Written exercise: Pick out the lines in the listing below that contain the word "PRESCRIBED" and copy them.

[BEGIN]

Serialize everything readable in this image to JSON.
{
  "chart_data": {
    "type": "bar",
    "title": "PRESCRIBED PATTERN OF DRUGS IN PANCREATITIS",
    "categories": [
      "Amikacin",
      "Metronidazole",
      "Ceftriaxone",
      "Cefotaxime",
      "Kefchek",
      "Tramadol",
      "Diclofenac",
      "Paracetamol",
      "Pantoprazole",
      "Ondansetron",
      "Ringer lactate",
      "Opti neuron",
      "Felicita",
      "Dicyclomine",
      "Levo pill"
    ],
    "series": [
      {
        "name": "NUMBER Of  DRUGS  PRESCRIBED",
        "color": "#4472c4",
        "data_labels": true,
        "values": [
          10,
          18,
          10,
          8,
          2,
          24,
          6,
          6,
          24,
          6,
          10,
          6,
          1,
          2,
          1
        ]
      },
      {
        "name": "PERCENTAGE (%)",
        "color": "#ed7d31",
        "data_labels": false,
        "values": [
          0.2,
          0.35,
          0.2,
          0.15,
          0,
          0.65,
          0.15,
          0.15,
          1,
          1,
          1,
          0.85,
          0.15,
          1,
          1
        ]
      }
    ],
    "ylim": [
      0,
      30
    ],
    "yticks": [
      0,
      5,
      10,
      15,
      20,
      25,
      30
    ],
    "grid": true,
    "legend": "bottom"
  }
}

[END]

Exercise solution:
    "title": "PRESCRIBED PATTERN OF DRUGS IN PANCREATITIS",
        "name": "NUMBER Of  DRUGS  PRESCRIBED",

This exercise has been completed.